■ YOUR TASK
Output the records exactly as they appear, with no pictures included.

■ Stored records
· · · · ·
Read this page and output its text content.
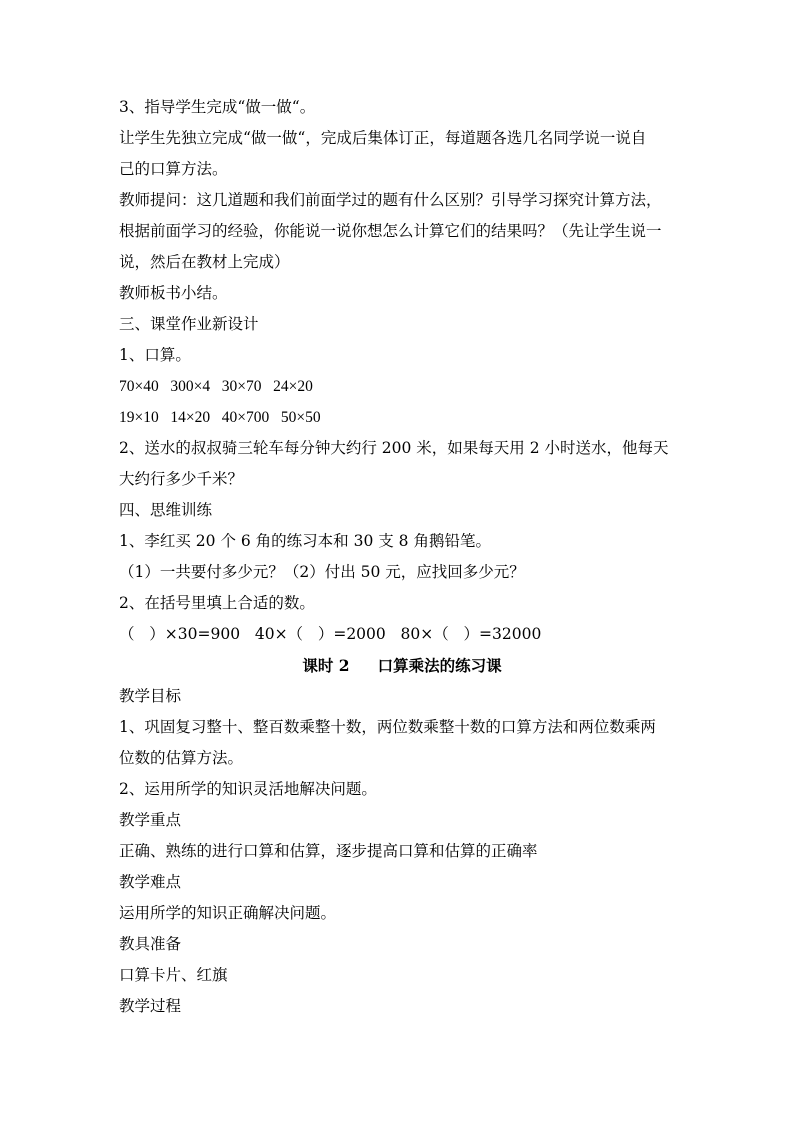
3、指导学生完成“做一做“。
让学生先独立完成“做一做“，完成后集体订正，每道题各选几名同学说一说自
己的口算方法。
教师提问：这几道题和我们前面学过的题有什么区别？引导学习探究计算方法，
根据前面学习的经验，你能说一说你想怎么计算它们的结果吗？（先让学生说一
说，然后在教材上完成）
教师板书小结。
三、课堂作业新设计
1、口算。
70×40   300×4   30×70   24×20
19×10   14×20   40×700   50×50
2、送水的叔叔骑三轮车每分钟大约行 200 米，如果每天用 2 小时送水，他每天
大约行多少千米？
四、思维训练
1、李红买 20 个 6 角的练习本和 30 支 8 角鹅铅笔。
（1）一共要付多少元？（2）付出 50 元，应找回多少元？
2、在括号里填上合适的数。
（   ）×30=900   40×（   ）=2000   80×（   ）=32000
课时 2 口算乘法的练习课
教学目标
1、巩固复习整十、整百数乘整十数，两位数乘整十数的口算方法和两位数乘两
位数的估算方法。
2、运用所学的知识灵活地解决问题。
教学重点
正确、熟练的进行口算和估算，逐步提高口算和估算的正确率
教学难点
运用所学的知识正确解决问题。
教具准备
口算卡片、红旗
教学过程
· · · · ·
■ TASK SOLUTION
Read this page and output its text content.
3、指导学生完成“做一做“。
让学生先独立完成“做一做“，完成后集体订正，每道题各选几名同学说一说自
己的口算方法。
教师提问：这几道题和我们前面学过的题有什么区别？引导学习探究计算方法，
根据前面学习的经验，你能说一说你想怎么计算它们的结果吗？（先让学生说一
说，然后在教材上完成）
教师板书小结。
三、课堂作业新设计
1、口算。
70×40   300×4   30×70   24×20
19×10   14×20   40×700   50×50
2、送水的叔叔骑三轮车每分钟大约行 200 米，如果每天用 2 小时送水，他每天
大约行多少千米？
四、思维训练
1、李红买 20 个 6 角的练习本和 30 支 8 角鹅铅笔。
（1）一共要付多少元？（2）付出 50 元，应找回多少元？
2、在括号里填上合适的数。
（   ）×30=900   40×（   ）=2000   80×（   ）=32000
课时 2 口算乘法的练习课
教学目标
1、巩固复习整十、整百数乘整十数，两位数乘整十数的口算方法和两位数乘两
位数的估算方法。
2、运用所学的知识灵活地解决问题。
教学重点
正确、熟练的进行口算和估算，逐步提高口算和估算的正确率
教学难点
运用所学的知识正确解决问题。
教具准备
口算卡片、红旗
教学过程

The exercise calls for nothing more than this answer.